• GIVEN INSTRUCTION: For this exercise, repeat all of the material verbatim apart from its images.
● ● ● ●
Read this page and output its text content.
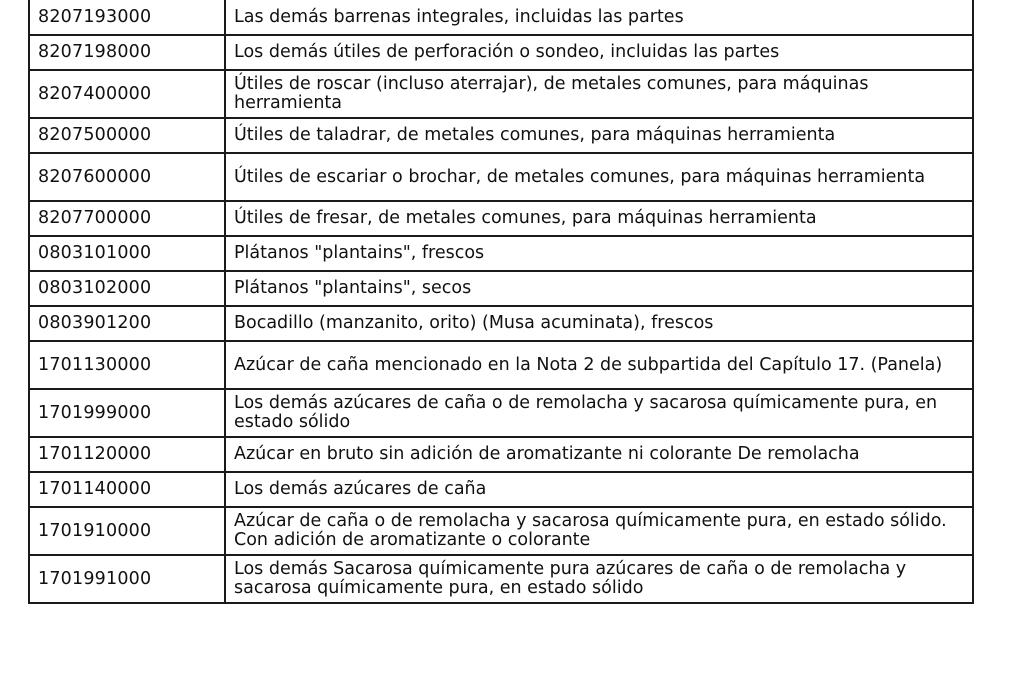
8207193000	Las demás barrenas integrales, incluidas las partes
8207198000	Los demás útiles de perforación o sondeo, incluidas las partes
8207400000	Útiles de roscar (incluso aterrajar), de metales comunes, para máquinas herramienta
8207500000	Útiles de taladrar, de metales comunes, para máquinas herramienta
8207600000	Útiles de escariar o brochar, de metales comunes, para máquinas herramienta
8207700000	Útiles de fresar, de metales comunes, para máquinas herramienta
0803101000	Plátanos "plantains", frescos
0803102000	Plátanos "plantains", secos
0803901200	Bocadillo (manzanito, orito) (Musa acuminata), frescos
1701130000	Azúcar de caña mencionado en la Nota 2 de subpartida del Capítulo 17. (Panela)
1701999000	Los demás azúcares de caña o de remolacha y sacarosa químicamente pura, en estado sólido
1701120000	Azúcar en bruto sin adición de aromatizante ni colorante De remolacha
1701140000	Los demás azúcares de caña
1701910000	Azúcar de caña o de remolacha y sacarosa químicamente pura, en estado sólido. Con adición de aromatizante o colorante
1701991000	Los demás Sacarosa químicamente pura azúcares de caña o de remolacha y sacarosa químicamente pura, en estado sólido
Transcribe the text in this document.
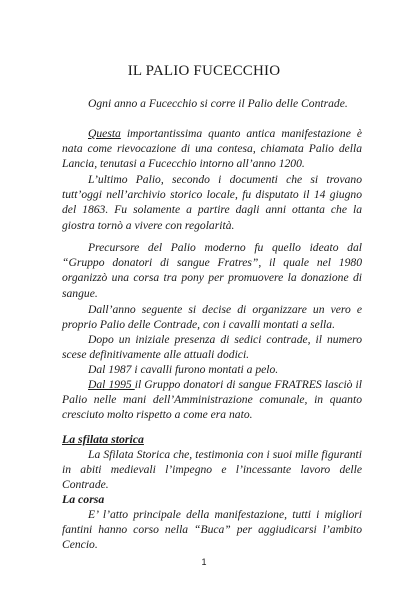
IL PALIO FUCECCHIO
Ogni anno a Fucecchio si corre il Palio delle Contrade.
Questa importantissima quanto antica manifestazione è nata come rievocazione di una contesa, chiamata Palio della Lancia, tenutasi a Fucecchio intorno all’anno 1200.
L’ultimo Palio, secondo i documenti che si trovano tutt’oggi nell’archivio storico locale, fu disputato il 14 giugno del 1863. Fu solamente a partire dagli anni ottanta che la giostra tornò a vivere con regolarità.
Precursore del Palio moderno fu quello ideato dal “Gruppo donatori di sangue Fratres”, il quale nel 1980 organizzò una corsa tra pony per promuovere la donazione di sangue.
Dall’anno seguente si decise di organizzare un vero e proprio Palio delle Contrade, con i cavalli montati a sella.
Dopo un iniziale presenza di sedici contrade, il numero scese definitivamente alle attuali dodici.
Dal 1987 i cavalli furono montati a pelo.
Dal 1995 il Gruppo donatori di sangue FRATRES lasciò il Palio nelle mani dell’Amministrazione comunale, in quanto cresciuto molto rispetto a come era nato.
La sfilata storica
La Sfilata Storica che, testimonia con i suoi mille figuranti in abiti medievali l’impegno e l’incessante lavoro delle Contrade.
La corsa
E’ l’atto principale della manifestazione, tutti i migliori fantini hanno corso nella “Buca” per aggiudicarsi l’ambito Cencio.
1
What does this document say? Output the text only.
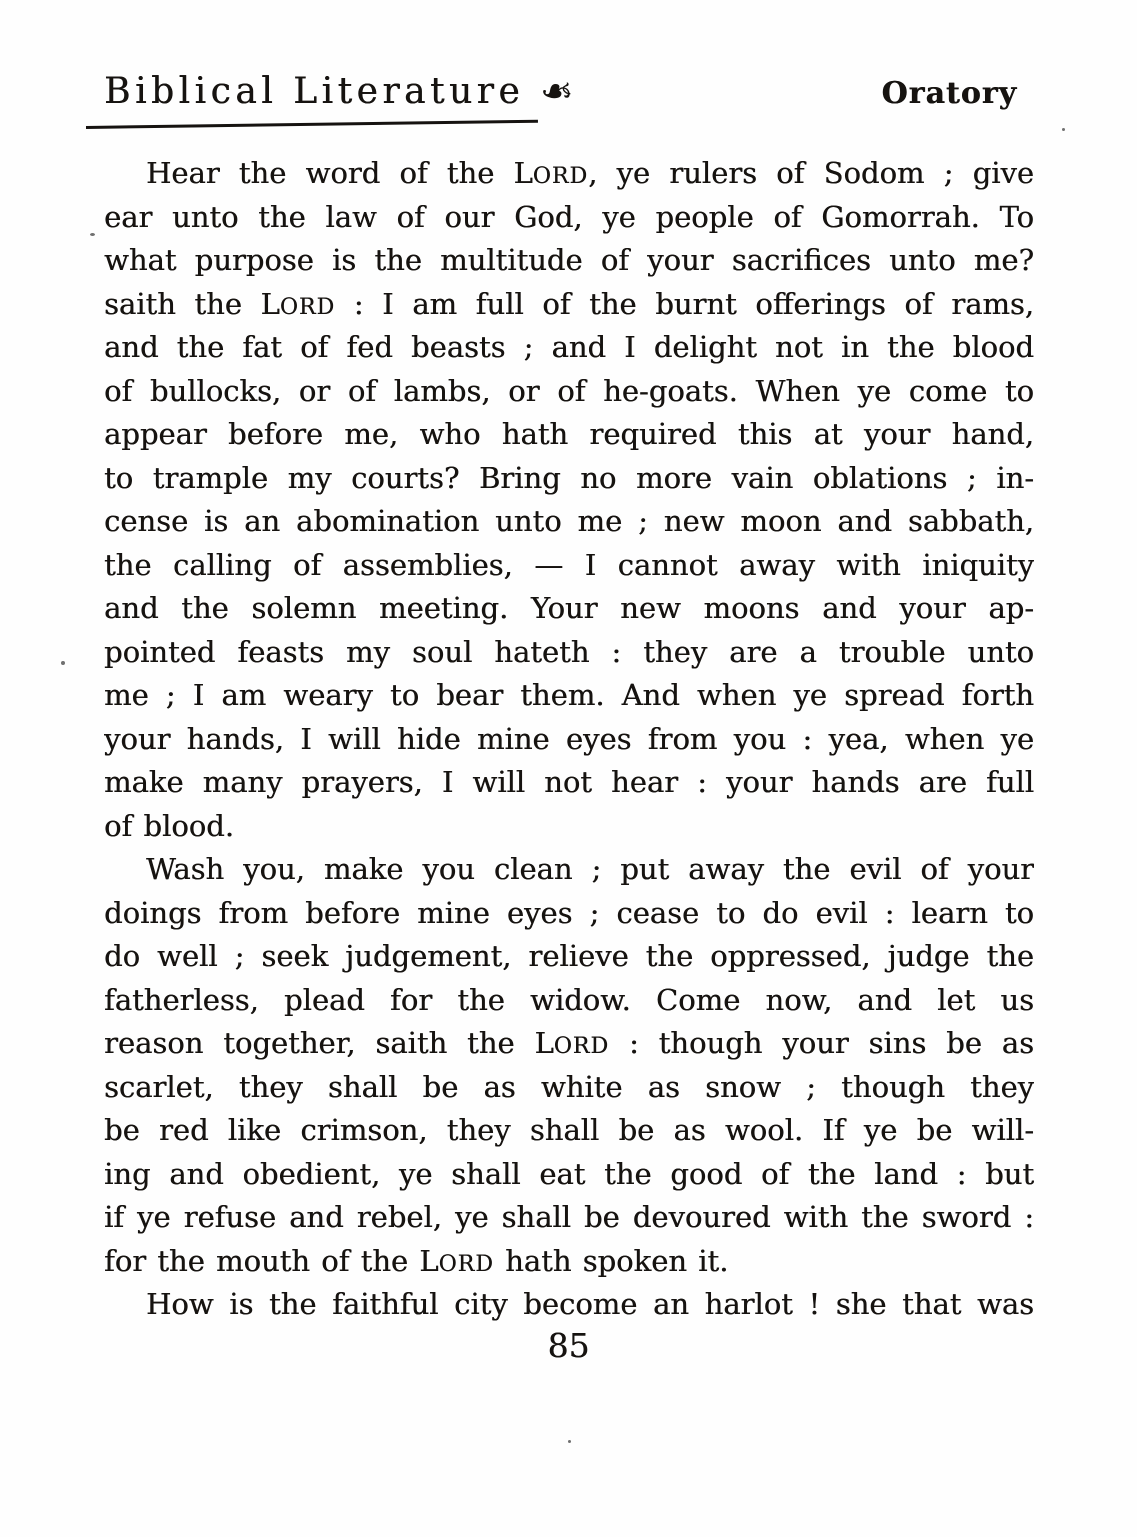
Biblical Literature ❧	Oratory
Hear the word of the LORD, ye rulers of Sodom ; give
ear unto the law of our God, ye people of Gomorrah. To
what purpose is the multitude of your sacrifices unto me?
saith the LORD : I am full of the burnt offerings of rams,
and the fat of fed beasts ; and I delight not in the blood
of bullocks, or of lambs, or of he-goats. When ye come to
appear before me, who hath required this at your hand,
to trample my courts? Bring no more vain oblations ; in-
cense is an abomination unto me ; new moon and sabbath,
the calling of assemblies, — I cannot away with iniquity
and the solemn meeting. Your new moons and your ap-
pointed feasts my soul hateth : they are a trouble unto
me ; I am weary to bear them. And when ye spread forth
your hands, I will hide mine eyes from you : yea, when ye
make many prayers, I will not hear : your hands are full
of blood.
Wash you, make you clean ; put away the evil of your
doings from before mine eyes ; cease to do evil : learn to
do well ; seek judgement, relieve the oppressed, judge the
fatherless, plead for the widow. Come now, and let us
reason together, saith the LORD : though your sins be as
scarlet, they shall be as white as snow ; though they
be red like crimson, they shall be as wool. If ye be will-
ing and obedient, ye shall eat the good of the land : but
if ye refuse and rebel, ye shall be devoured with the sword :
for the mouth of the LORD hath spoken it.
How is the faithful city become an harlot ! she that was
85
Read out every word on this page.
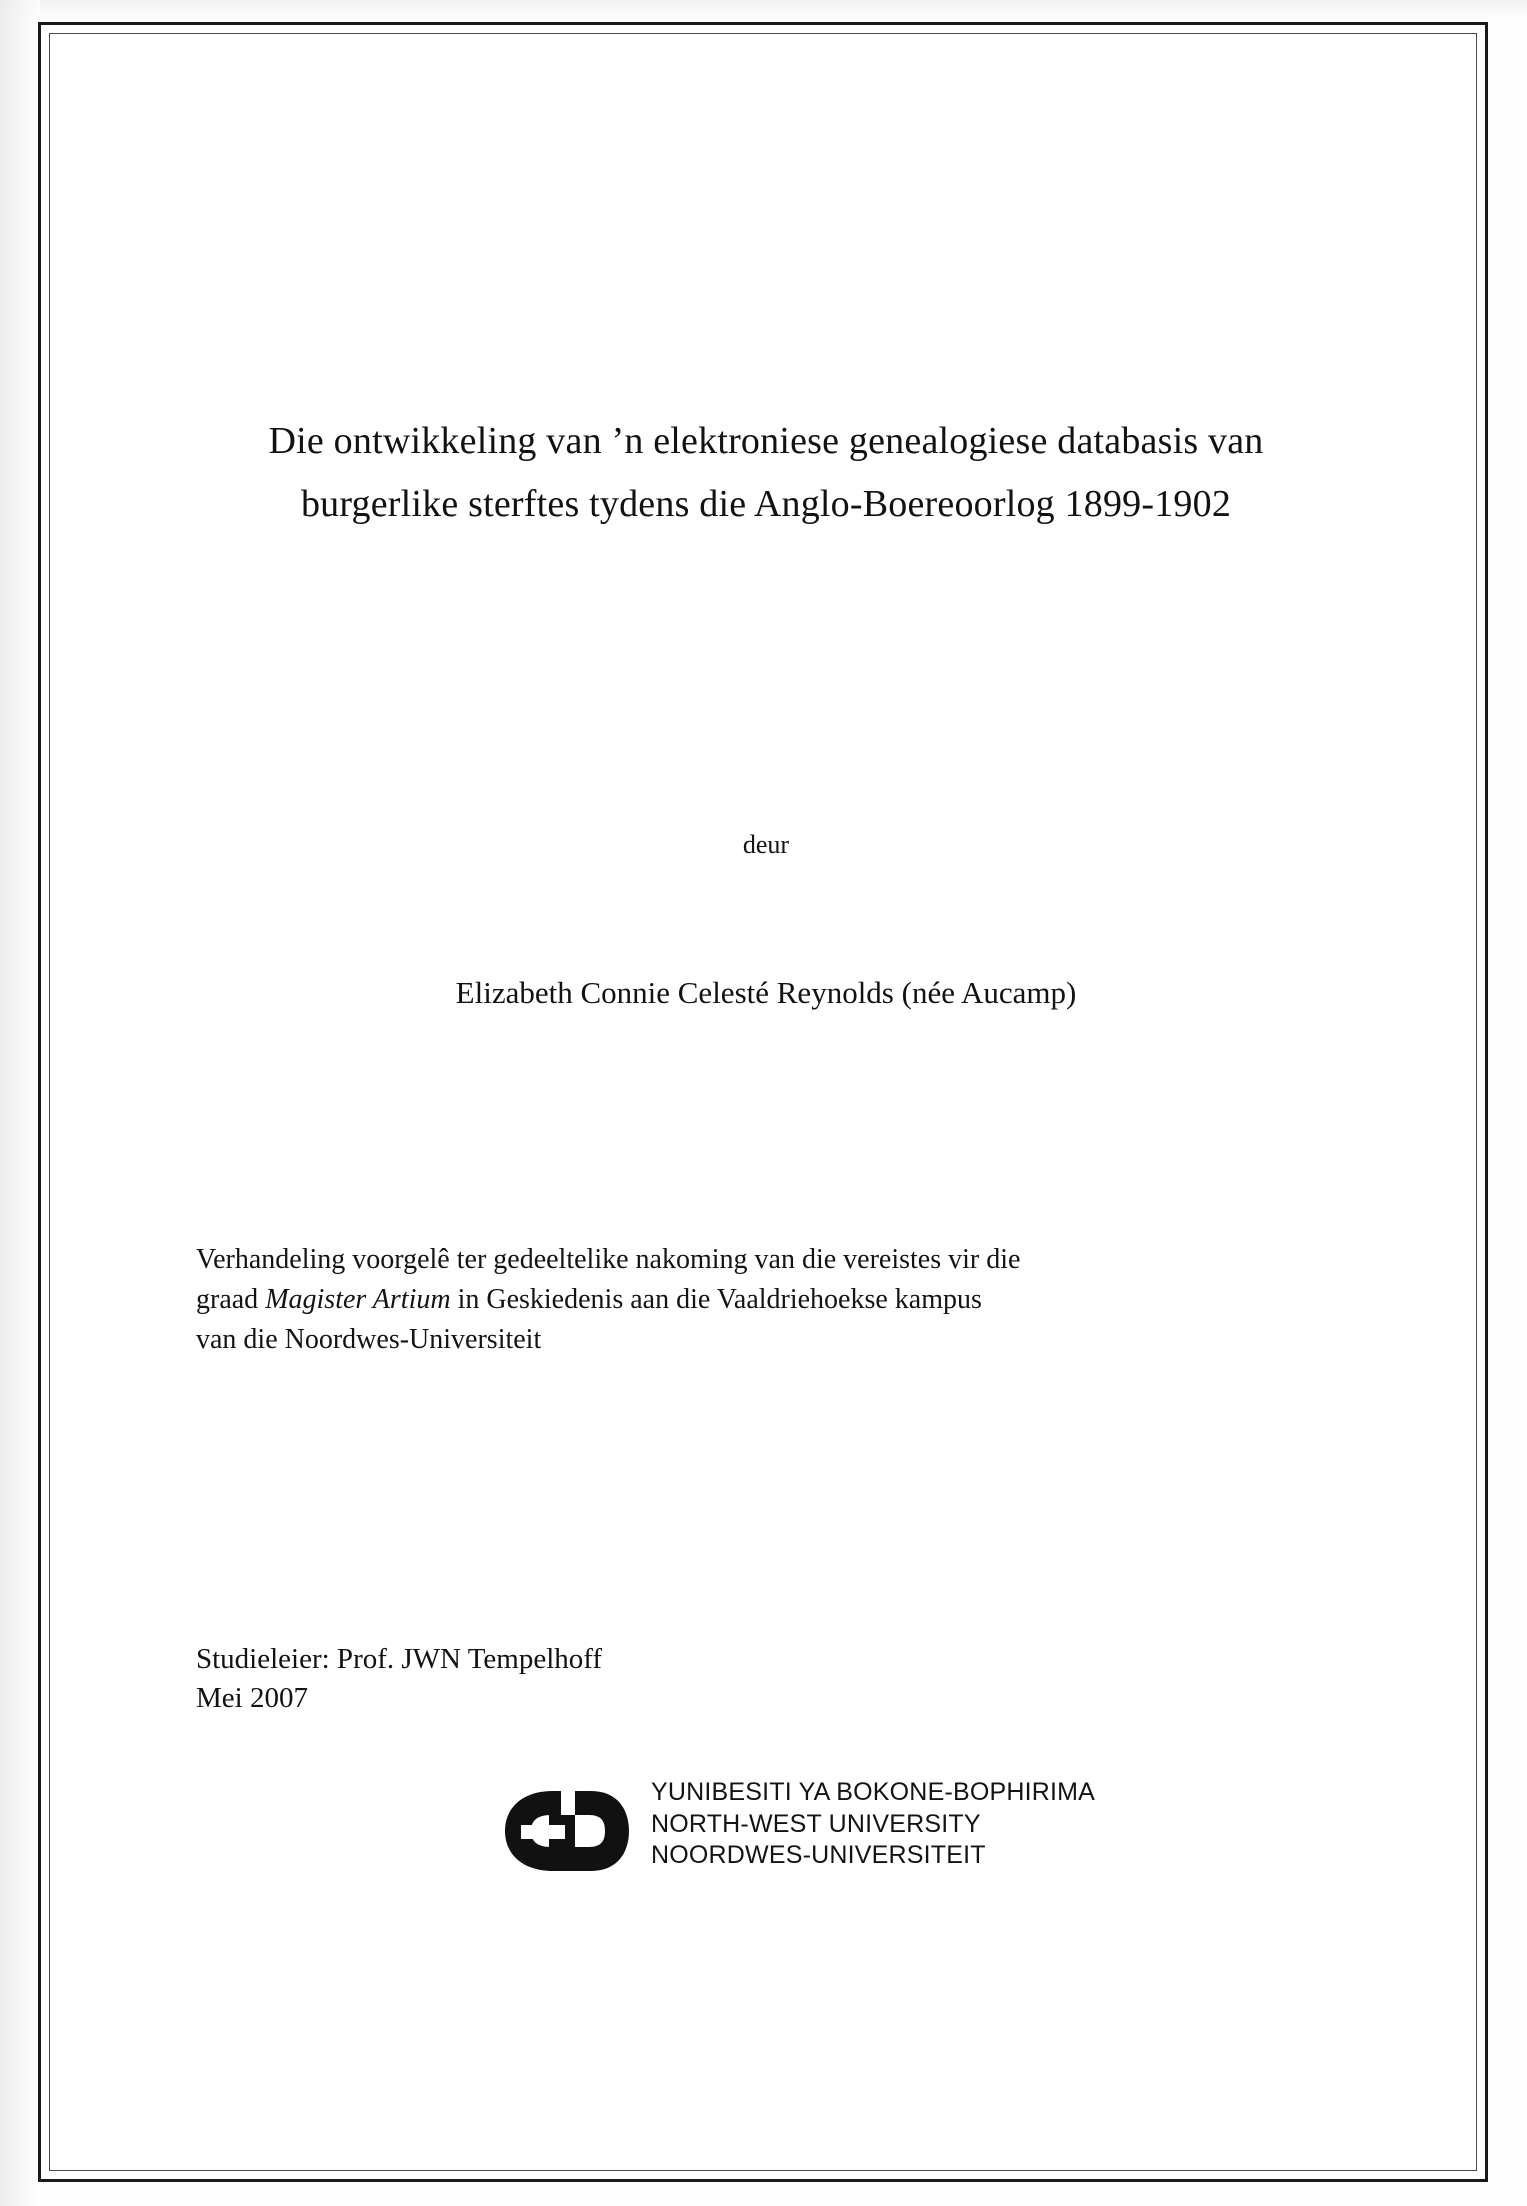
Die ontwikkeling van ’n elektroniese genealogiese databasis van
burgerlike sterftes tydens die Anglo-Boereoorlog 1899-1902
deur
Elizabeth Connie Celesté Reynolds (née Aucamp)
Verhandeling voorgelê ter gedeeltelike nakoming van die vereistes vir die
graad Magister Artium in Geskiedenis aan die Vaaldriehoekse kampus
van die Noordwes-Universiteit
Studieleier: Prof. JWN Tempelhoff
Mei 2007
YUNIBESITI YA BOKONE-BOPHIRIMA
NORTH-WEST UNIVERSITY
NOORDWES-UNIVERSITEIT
● ● ● ●
• ANSWER TO THE EXERCISE:
Read this page and output its text content.
8207193000	Las demás barrenas integrales, incluidas las partes
8207198000	Los demás útiles de perforación o sondeo, incluidas las partes
8207400000	Útiles de roscar (incluso aterrajar), de metales comunes, para máquinas herramienta
8207500000	Útiles de taladrar, de metales comunes, para máquinas herramienta
8207600000	Útiles de escariar o brochar, de metales comunes, para máquinas herramienta
8207700000	Útiles de fresar, de metales comunes, para máquinas herramienta
0803101000	Plátanos "plantains", frescos
0803102000	Plátanos "plantains", secos
0803901200	Bocadillo (manzanito, orito) (Musa acuminata), frescos
1701130000	Azúcar de caña mencionado en la Nota 2 de subpartida del Capítulo 17. (Panela)
1701999000	Los demás azúcares de caña o de remolacha y sacarosa químicamente pura, en estado sólido
1701120000	Azúcar en bruto sin adición de aromatizante ni colorante De remolacha
1701140000	Los demás azúcares de caña
1701910000	Azúcar de caña o de remolacha y sacarosa químicamente pura, en estado sólido. Con adición de aromatizante o colorante
1701991000	Los demás Sacarosa químicamente pura azúcares de caña o de remolacha y sacarosa químicamente pura, en estado sólido
Transcribe the text in this document.
IL PALIO FUCECCHIO
Ogni anno a Fucecchio si corre il Palio delle Contrade.
Questa importantissima quanto antica manifestazione è nata come rievocazione di una contesa, chiamata Palio della Lancia, tenutasi a Fucecchio intorno all’anno 1200.
L’ultimo Palio, secondo i documenti che si trovano tutt’oggi nell’archivio storico locale, fu disputato il 14 giugno del 1863. Fu solamente a partire dagli anni ottanta che la giostra tornò a vivere con regolarità.
Precursore del Palio moderno fu quello ideato dal “Gruppo donatori di sangue Fratres”, il quale nel 1980 organizzò una corsa tra pony per promuovere la donazione di sangue.
Dall’anno seguente si decise di organizzare un vero e proprio Palio delle Contrade, con i cavalli montati a sella.
Dopo un iniziale presenza di sedici contrade, il numero scese definitivamente alle attuali dodici.
Dal 1987 i cavalli furono montati a pelo.
Dal 1995 il Gruppo donatori di sangue FRATRES lasciò il Palio nelle mani dell’Amministrazione comunale, in quanto cresciuto molto rispetto a come era nato.
La sfilata storica
La Sfilata Storica che, testimonia con i suoi mille figuranti in abiti medievali l’impegno e l’incessante lavoro delle Contrade.
La corsa
E’ l’atto principale della manifestazione, tutti i migliori fantini hanno corso nella “Buca” per aggiudicarsi l’ambito Cencio.
1
What does this document say? Output the text only.
Biblical Literature ❧	Oratory
Hear the word of the LORD, ye rulers of Sodom ; give
ear unto the law of our God, ye people of Gomorrah. To
what purpose is the multitude of your sacrifices unto me?
saith the LORD : I am full of the burnt offerings of rams,
and the fat of fed beasts ; and I delight not in the blood
of bullocks, or of lambs, or of he-goats. When ye come to
appear before me, who hath required this at your hand,
to trample my courts? Bring no more vain oblations ; in-
cense is an abomination unto me ; new moon and sabbath,
the calling of assemblies, — I cannot away with iniquity
and the solemn meeting. Your new moons and your ap-
pointed feasts my soul hateth : they are a trouble unto
me ; I am weary to bear them. And when ye spread forth
your hands, I will hide mine eyes from you : yea, when ye
make many prayers, I will not hear : your hands are full
of blood.
Wash you, make you clean ; put away the evil of your
doings from before mine eyes ; cease to do evil : learn to
do well ; seek judgement, relieve the oppressed, judge the
fatherless, plead for the widow. Come now, and let us
reason together, saith the LORD : though your sins be as
scarlet, they shall be as white as snow ; though they
be red like crimson, they shall be as wool. If ye be will-
ing and obedient, ye shall eat the good of the land : but
if ye refuse and rebel, ye shall be devoured with the sword :
for the mouth of the LORD hath spoken it.
How is the faithful city become an harlot ! she that was
85
Read out every word on this page.
Die ontwikkeling van ’n elektroniese genealogiese databasis van
burgerlike sterftes tydens die Anglo-Boereoorlog 1899-1902
deur
Elizabeth Connie Celesté Reynolds (née Aucamp)
Verhandeling voorgelê ter gedeeltelike nakoming van die vereistes vir die
graad Magister Artium in Geskiedenis aan die Vaaldriehoekse kampus
van die Noordwes-Universiteit
Studieleier: Prof. JWN Tempelhoff
Mei 2007
YUNIBESITI YA BOKONE-BOPHIRIMA
NORTH-WEST UNIVERSITY
NOORDWES-UNIVERSITEIT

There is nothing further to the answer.